** WRITTEN EXERCISE **
Write out the records that appear below, verbatim and complete, but without pictures.

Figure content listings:

----

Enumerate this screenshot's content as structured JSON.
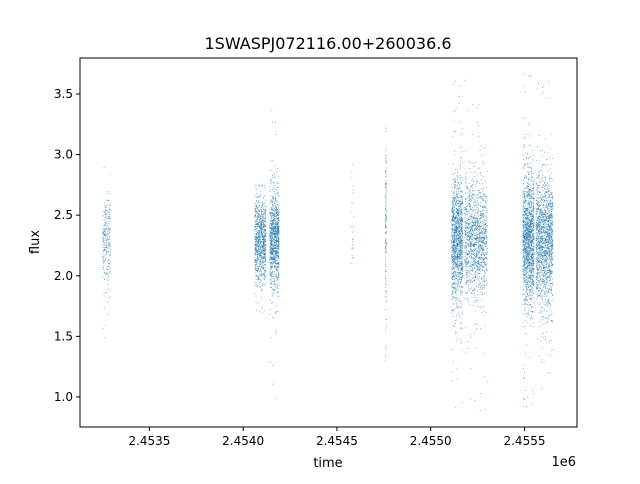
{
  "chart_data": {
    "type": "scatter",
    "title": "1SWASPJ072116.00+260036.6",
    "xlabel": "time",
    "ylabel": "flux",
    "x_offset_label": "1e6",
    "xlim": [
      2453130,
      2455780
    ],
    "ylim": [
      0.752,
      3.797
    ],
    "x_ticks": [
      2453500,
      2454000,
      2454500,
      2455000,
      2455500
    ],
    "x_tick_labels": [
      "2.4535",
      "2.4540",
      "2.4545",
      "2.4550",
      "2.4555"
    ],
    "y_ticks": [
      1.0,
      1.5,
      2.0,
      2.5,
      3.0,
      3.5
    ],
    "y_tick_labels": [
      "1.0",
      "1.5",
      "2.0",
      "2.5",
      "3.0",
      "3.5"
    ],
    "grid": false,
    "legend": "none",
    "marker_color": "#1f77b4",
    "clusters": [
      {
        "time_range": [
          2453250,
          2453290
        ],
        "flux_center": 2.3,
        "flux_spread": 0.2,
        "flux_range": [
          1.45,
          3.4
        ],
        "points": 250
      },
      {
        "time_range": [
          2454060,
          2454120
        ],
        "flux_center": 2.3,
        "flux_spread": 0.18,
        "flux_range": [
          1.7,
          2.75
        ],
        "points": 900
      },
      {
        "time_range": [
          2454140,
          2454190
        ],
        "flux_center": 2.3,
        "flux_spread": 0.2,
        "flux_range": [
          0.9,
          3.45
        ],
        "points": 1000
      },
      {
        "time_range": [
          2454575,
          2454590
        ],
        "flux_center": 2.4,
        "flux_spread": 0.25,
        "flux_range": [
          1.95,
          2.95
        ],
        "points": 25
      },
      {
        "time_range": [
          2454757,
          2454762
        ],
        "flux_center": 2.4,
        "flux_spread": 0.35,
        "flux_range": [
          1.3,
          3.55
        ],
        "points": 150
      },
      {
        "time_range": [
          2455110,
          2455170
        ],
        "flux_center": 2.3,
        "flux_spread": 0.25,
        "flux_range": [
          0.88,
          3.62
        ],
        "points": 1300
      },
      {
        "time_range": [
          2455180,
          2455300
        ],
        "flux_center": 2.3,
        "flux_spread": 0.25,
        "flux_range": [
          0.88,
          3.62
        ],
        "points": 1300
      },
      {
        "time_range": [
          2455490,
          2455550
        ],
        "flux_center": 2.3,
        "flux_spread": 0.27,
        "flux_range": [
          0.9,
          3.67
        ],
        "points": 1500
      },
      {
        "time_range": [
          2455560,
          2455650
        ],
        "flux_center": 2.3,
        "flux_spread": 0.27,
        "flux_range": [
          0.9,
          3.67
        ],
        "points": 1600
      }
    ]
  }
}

----

** THE SOLUTION **
Enumerate this screenshot's content as structured JSON.
{
  "chart_data": {
    "type": "scatter",
    "title": "1SWASPJ072116.00+260036.6",
    "xlabel": "time",
    "ylabel": "flux",
    "x_offset_label": "1e6",
    "xlim": [
      2453130,
      2455780
    ],
    "ylim": [
      0.752,
      3.797
    ],
    "x_ticks": [
      2453500,
      2454000,
      2454500,
      2455000,
      2455500
    ],
    "x_tick_labels": [
      "2.4535",
      "2.4540",
      "2.4545",
      "2.4550",
      "2.4555"
    ],
    "y_ticks": [
      1.0,
      1.5,
      2.0,
      2.5,
      3.0,
      3.5
    ],
    "y_tick_labels": [
      "1.0",
      "1.5",
      "2.0",
      "2.5",
      "3.0",
      "3.5"
    ],
    "grid": false,
    "legend": "none",
    "marker_color": "#1f77b4",
    "clusters": [
      {
        "time_range": [
          2453250,
          2453290
        ],
        "flux_center": 2.3,
        "flux_spread": 0.2,
        "flux_range": [
          1.45,
          3.4
        ],
        "points": 250
      },
      {
        "time_range": [
          2454060,
          2454120
        ],
        "flux_center": 2.3,
        "flux_spread": 0.18,
        "flux_range": [
          1.7,
          2.75
        ],
        "points": 900
      },
      {
        "time_range": [
          2454140,
          2454190
        ],
        "flux_center": 2.3,
        "flux_spread": 0.2,
        "flux_range": [
          0.9,
          3.45
        ],
        "points": 1000
      },
      {
        "time_range": [
          2454575,
          2454590
        ],
        "flux_center": 2.4,
        "flux_spread": 0.25,
        "flux_range": [
          1.95,
          2.95
        ],
        "points": 25
      },
      {
        "time_range": [
          2454757,
          2454762
        ],
        "flux_center": 2.4,
        "flux_spread": 0.35,
        "flux_range": [
          1.3,
          3.55
        ],
        "points": 150
      },
      {
        "time_range": [
          2455110,
          2455170
        ],
        "flux_center": 2.3,
        "flux_spread": 0.25,
        "flux_range": [
          0.88,
          3.62
        ],
        "points": 1300
      },
      {
        "time_range": [
          2455180,
          2455300
        ],
        "flux_center": 2.3,
        "flux_spread": 0.25,
        "flux_range": [
          0.88,
          3.62
        ],
        "points": 1300
      },
      {
        "time_range": [
          2455490,
          2455550
        ],
        "flux_center": 2.3,
        "flux_spread": 0.27,
        "flux_range": [
          0.9,
          3.67
        ],
        "points": 1500
      },
      {
        "time_range": [
          2455560,
          2455650
        ],
        "flux_center": 2.3,
        "flux_spread": 0.27,
        "flux_range": [
          0.9,
          3.67
        ],
        "points": 1600
      }
    ]
  }
}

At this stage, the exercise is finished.